**Directive:** Which lines in the records below contain the word "或者有没有什么意见或者建议"? Copy each one out.

**Data:**
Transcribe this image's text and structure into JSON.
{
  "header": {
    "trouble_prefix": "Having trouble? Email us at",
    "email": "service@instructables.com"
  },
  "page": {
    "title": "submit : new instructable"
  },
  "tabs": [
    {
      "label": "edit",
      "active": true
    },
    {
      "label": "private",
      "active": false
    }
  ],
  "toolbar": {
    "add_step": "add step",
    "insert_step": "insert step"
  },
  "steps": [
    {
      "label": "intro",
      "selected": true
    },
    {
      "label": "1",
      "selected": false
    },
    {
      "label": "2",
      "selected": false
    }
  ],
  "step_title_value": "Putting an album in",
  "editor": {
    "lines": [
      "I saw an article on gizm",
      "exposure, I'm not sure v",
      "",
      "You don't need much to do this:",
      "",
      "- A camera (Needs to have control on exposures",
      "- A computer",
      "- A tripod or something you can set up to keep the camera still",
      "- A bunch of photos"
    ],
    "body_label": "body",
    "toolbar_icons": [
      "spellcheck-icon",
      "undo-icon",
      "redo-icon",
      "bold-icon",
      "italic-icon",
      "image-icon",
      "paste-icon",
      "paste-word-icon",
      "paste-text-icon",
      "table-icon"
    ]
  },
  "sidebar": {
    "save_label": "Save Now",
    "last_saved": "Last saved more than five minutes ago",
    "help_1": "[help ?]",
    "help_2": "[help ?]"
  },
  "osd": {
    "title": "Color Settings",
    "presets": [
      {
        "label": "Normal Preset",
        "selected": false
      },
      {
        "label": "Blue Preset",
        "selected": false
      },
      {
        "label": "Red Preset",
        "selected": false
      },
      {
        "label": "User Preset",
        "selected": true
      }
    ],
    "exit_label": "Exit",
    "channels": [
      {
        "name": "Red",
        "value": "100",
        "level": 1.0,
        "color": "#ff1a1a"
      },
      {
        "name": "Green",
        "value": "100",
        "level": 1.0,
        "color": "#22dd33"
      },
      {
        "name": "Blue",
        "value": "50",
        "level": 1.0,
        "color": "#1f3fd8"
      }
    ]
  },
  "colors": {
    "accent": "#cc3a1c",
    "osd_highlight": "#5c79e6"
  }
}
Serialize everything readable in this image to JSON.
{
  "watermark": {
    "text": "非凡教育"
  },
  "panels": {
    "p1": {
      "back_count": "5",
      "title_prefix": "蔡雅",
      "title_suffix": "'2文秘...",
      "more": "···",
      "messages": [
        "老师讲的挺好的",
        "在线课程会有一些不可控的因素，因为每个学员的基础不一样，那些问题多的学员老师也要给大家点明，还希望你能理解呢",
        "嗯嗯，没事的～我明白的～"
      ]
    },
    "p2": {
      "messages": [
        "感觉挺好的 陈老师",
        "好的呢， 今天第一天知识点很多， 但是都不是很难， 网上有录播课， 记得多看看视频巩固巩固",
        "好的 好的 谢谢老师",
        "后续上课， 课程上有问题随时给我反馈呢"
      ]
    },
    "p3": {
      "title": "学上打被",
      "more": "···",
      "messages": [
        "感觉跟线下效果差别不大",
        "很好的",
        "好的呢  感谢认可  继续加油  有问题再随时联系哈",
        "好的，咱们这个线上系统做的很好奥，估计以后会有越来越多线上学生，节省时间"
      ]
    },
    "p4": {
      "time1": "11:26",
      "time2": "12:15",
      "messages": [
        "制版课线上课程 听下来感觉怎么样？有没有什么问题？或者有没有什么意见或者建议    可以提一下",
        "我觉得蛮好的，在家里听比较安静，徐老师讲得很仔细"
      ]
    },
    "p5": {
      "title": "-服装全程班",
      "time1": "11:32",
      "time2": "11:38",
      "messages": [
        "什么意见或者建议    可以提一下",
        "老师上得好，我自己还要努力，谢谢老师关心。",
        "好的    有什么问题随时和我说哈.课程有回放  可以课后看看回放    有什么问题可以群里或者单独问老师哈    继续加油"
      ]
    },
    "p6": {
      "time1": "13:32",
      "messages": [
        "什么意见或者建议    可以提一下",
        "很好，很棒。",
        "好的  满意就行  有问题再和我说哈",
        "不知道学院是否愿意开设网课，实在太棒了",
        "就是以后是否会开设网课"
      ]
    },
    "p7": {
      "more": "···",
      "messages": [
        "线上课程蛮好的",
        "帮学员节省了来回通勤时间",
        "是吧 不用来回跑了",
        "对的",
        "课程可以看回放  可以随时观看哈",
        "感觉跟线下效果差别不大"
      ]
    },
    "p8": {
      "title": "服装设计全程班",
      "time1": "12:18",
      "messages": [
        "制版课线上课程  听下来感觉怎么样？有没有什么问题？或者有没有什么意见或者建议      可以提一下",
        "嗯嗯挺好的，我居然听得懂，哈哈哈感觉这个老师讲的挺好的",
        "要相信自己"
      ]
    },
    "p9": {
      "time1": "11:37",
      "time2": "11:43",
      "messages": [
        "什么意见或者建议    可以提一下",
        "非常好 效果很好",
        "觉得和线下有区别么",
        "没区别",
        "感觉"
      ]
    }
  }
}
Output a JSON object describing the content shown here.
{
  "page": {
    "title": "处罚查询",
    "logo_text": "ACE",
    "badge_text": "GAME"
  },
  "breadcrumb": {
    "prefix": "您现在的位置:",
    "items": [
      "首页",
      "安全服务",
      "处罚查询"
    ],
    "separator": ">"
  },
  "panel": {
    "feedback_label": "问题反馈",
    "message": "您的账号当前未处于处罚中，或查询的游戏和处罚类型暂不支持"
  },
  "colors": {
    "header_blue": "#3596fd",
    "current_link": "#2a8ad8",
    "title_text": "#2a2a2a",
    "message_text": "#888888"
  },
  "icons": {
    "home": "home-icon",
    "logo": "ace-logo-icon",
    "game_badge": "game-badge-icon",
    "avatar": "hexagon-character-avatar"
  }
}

**Complete output:**
        "制版课线上课程 听下来感觉怎么样？有没有什么问题？或者有没有什么意见或者建议    可以提一下",
        "制版课线上课程  听下来感觉怎么样？有没有什么问题？或者有没有什么意见或者建议      可以提一下",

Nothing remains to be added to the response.